#### RECORDS PROVIDED:
# # # #

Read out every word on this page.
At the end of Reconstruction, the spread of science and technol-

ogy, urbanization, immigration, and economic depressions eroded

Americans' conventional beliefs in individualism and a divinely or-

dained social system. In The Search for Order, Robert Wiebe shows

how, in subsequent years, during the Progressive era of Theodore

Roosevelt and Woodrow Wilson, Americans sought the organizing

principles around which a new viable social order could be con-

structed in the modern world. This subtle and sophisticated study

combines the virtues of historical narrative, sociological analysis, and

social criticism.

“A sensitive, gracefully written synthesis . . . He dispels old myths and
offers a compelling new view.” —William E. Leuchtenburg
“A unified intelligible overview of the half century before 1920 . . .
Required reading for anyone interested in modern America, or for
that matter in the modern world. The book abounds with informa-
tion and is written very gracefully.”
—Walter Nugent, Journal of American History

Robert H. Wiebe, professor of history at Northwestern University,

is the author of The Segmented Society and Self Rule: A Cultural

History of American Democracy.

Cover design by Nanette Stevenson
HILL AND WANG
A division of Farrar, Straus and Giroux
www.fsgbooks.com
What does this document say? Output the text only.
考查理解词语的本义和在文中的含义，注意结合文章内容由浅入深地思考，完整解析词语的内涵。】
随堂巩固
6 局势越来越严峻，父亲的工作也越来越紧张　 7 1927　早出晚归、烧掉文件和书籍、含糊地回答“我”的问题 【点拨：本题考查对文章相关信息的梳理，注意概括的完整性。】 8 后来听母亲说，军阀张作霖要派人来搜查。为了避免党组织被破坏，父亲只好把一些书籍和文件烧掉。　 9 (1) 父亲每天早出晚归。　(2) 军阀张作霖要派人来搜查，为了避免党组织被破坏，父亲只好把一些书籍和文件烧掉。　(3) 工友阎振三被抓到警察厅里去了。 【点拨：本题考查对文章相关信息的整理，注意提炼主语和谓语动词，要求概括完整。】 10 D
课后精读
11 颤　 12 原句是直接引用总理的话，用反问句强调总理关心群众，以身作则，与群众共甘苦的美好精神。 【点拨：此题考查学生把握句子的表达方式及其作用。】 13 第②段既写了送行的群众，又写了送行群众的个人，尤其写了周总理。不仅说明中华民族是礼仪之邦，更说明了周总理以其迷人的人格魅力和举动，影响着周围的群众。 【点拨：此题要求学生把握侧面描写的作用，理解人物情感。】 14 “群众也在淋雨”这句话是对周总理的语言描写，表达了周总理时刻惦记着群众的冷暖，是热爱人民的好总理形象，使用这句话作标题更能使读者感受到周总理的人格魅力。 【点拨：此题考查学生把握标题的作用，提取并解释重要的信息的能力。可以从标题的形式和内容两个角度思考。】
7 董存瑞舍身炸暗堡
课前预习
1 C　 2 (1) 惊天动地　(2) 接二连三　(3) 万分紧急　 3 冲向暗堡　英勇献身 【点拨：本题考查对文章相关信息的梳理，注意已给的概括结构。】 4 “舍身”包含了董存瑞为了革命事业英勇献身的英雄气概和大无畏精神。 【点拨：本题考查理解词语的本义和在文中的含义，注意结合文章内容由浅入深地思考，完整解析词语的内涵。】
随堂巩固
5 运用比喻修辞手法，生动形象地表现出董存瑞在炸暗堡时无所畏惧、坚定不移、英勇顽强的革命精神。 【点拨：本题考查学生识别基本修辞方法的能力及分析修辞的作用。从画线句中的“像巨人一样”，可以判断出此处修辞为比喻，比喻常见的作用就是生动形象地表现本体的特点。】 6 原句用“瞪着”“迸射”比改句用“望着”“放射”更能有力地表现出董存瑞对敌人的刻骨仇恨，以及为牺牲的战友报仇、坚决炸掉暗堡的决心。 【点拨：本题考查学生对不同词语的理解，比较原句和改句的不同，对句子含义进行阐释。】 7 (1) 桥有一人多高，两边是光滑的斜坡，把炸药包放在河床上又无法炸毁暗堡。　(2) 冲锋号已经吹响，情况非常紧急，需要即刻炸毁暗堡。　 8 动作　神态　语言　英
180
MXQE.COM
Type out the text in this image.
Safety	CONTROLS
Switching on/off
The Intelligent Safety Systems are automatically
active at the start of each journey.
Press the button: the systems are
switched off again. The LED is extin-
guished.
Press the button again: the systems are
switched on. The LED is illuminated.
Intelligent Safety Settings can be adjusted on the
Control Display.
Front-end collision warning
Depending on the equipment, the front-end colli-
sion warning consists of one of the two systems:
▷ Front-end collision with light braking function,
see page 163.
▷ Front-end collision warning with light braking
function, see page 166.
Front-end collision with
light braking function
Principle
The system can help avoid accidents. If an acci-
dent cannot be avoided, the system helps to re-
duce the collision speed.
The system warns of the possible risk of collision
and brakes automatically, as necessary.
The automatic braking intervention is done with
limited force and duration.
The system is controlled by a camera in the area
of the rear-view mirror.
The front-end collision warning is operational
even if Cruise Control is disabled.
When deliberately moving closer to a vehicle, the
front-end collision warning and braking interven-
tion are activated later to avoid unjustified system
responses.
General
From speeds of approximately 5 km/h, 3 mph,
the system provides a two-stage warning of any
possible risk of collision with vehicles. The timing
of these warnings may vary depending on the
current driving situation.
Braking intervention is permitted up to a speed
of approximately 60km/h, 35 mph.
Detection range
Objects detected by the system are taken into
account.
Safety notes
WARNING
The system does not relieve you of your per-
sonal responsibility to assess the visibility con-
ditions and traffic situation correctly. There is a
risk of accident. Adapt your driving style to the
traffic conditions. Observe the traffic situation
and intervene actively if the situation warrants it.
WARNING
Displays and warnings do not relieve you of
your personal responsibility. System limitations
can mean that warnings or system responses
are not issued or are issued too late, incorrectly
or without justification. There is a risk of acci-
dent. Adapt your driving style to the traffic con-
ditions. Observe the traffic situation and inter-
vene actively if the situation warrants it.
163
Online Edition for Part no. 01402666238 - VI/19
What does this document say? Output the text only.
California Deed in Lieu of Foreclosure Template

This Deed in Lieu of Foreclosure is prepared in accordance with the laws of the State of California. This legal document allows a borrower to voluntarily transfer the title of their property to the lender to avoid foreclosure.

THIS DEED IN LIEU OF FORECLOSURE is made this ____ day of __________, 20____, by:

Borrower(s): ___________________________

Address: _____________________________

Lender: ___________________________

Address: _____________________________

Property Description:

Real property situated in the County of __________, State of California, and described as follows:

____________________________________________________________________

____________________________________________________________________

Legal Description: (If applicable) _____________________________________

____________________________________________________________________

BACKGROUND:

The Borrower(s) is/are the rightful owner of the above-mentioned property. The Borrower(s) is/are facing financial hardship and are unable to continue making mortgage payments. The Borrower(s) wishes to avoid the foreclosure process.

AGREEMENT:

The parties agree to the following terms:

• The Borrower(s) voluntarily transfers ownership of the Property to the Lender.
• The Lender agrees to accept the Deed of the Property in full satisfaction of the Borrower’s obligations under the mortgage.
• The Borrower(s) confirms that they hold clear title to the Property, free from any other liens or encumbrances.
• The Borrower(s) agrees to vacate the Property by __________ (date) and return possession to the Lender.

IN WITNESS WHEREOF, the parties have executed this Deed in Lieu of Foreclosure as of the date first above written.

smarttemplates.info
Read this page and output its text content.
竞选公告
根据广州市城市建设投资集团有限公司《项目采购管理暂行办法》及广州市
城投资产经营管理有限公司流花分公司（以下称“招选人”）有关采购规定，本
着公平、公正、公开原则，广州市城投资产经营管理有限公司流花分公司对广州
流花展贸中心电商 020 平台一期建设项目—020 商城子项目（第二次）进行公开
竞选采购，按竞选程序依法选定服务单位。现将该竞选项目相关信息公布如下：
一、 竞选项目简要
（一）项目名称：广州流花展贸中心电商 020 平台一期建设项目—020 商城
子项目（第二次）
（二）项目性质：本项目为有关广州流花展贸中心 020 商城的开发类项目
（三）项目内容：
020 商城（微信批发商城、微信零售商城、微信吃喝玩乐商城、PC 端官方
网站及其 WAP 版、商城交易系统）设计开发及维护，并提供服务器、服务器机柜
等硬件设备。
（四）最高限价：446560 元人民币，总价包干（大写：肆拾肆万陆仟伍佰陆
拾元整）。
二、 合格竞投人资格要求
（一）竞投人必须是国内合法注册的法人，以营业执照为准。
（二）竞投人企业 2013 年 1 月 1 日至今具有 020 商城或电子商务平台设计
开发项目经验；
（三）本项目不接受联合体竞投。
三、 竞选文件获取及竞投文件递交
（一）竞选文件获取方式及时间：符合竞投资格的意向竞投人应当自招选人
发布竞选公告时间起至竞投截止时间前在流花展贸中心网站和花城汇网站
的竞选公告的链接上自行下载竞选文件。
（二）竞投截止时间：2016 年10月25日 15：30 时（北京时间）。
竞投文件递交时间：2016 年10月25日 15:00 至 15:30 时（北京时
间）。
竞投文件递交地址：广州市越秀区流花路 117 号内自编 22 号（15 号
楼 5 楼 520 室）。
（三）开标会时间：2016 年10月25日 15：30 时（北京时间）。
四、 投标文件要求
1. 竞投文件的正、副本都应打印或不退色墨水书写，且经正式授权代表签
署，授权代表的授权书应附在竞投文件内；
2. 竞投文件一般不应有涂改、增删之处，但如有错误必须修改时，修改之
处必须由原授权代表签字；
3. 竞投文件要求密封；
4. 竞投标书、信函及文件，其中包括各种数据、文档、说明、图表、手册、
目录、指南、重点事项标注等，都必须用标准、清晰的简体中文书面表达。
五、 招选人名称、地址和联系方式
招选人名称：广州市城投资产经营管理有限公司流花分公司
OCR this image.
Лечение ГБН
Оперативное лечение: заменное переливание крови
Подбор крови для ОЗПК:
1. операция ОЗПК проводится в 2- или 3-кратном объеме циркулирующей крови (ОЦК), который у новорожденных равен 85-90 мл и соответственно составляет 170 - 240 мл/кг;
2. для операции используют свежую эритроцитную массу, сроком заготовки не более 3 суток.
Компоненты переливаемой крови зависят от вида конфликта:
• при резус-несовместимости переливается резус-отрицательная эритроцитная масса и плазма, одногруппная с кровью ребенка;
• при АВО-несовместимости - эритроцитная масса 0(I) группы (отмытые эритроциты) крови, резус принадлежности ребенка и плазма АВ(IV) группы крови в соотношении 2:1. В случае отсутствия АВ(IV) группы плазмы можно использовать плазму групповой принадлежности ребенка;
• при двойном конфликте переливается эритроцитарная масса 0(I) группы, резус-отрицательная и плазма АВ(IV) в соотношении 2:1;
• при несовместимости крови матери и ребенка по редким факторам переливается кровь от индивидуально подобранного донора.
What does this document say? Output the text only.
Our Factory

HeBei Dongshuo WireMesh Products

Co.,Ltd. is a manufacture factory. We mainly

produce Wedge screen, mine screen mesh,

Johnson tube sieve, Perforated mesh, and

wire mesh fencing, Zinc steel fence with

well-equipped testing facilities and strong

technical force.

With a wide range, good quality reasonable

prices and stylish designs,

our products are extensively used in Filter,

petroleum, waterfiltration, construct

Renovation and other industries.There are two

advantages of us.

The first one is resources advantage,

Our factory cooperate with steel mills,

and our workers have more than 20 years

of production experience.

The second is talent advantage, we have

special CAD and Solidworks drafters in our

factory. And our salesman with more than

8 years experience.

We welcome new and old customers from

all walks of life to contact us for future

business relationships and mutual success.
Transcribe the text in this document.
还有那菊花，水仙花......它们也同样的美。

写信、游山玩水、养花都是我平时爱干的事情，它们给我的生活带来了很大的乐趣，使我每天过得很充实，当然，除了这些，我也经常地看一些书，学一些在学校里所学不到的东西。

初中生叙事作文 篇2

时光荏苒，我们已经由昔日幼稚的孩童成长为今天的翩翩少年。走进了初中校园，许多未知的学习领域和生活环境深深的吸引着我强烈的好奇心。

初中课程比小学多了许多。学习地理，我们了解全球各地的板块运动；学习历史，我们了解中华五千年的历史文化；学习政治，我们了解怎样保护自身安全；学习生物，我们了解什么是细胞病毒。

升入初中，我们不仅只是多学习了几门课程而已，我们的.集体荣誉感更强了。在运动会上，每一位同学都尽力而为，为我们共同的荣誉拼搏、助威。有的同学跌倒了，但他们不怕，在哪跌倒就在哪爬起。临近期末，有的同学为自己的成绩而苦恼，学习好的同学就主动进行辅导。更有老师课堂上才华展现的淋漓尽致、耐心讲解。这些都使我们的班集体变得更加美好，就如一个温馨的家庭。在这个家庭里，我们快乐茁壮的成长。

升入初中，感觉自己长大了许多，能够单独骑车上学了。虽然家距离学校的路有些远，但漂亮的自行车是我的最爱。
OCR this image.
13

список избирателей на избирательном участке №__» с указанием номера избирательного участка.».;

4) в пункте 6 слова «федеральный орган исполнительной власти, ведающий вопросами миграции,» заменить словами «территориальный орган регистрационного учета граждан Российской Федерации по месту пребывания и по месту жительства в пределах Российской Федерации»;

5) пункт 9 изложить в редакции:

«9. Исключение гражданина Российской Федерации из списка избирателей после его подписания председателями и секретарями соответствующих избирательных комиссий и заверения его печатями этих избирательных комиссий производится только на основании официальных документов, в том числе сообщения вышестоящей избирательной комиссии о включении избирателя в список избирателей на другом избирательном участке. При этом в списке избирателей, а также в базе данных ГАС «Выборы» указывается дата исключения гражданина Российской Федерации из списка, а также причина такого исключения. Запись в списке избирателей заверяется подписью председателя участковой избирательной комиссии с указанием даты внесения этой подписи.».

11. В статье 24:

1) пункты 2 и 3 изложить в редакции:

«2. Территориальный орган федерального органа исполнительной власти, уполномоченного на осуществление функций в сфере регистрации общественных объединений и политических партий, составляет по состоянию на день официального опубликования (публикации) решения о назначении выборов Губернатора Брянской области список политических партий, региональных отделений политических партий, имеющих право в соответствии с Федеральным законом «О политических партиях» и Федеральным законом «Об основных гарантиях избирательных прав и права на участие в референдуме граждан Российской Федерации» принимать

# # # #

#### AIM OF THE TASK:
State how many lines of the records above contain the word "резус", and give only that number.

#### COMPLETE OUTPUT:
3